───── DATA
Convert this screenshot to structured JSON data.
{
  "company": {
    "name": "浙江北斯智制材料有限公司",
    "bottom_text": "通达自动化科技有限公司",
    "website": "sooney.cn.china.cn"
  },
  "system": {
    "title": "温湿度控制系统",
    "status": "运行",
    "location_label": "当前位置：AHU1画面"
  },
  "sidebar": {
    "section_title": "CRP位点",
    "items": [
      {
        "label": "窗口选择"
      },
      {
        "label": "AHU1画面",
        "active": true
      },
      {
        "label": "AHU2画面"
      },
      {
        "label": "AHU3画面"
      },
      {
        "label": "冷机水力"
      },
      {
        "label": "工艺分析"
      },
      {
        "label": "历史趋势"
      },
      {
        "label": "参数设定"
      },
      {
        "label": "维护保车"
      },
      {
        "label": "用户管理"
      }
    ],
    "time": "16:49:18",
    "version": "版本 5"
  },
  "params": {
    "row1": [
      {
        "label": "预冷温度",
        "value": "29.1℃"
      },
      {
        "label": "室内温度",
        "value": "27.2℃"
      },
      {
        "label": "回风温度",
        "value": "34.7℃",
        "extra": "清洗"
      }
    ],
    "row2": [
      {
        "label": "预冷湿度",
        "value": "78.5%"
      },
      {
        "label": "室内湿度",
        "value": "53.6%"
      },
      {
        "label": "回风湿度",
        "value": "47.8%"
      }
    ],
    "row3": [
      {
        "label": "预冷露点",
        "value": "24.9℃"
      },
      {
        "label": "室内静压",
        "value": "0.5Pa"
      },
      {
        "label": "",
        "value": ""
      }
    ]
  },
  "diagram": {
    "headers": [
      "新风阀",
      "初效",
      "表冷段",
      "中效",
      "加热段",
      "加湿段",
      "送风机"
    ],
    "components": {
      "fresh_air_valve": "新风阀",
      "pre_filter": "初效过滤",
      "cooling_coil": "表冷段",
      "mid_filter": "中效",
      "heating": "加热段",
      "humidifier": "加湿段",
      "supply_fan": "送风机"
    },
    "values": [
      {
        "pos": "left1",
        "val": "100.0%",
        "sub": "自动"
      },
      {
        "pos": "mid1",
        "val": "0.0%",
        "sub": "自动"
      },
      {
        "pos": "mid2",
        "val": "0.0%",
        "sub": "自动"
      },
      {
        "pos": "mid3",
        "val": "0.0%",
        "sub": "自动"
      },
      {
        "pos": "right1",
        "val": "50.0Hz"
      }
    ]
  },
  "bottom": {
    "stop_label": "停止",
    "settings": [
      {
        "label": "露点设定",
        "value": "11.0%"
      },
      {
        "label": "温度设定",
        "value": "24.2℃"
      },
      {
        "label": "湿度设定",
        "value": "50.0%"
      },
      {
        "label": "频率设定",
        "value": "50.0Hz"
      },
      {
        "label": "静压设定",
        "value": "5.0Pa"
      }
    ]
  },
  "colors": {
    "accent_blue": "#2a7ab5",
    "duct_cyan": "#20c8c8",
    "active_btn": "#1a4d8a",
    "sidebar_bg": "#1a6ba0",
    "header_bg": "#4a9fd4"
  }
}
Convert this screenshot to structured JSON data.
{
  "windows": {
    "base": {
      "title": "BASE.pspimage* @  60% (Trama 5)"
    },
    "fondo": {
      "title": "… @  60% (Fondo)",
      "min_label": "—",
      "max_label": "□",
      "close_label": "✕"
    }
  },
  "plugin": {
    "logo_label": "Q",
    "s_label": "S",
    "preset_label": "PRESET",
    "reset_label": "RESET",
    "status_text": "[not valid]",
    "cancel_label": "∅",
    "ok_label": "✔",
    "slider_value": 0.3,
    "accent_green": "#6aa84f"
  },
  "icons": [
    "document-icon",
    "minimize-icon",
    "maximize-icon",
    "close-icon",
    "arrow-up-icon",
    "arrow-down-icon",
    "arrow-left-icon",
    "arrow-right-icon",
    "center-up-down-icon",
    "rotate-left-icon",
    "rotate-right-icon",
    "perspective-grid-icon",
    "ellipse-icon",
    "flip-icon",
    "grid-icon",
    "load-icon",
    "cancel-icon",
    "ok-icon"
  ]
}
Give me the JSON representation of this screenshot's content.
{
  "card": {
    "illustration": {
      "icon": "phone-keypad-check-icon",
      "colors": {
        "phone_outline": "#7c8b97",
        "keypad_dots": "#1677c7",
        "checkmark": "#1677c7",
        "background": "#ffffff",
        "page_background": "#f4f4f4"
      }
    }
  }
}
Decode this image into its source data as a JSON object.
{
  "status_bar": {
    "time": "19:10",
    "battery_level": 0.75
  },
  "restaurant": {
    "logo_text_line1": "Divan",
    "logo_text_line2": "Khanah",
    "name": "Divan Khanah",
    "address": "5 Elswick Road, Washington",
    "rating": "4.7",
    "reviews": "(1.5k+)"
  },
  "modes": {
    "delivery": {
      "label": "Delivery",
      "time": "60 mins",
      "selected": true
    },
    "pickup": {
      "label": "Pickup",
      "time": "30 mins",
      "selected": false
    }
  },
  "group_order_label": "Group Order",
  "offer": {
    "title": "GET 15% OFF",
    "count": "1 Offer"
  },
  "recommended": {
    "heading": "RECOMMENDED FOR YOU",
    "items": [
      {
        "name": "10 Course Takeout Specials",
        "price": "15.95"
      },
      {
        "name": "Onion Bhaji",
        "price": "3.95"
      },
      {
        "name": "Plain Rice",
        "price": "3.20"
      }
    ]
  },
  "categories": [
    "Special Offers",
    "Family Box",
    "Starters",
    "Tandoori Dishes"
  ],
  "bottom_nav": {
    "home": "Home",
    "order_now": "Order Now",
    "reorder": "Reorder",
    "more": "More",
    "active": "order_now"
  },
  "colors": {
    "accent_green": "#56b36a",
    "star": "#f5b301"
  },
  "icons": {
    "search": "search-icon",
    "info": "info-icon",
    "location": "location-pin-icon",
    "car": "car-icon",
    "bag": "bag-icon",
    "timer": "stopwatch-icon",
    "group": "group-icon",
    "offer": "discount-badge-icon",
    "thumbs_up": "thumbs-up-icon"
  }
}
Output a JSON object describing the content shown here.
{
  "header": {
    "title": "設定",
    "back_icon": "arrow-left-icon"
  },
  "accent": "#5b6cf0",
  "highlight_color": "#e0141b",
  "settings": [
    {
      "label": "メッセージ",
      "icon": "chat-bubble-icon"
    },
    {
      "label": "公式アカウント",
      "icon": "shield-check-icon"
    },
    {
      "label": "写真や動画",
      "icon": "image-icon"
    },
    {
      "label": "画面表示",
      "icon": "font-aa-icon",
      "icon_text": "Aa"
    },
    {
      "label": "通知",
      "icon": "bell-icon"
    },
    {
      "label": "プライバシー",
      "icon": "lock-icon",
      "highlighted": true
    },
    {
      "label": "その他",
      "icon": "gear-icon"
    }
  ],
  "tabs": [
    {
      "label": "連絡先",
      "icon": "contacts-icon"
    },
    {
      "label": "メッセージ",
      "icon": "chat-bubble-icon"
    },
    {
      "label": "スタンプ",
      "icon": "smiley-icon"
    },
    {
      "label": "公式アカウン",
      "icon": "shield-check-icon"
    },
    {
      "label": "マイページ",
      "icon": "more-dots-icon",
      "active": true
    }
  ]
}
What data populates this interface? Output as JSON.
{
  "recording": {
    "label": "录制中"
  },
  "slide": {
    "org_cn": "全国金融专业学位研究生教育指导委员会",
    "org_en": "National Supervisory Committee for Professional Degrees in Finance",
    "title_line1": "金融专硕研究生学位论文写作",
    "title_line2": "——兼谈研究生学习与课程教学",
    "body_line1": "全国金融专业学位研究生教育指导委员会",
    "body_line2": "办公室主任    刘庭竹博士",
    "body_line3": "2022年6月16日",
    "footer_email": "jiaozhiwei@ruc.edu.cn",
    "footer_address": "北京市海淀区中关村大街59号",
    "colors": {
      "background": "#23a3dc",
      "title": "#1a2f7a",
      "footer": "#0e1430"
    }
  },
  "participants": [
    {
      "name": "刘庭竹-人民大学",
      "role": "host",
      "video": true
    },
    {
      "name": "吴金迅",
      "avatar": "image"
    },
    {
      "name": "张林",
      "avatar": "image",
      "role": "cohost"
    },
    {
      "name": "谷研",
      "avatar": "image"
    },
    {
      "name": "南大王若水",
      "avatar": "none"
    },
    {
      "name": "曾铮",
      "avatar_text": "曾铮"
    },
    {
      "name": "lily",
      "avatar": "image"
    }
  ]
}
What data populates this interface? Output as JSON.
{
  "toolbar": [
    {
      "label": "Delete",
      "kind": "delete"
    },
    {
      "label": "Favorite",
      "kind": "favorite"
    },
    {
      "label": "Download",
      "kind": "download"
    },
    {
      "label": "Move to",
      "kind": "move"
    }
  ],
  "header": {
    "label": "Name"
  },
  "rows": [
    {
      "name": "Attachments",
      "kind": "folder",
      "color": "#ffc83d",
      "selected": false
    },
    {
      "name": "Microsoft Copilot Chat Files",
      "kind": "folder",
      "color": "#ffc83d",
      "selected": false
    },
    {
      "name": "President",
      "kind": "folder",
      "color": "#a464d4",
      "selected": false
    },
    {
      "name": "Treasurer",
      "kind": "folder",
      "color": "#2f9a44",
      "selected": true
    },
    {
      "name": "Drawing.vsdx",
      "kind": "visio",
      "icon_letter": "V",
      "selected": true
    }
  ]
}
──────────
EXERCISE PROMPT
Find all lines where the word "Khanah" appears. Copy them.

OUTPUT FOR THIS TASK
    "logo_text_line2": "Khanah",
    "name": "Divan Khanah",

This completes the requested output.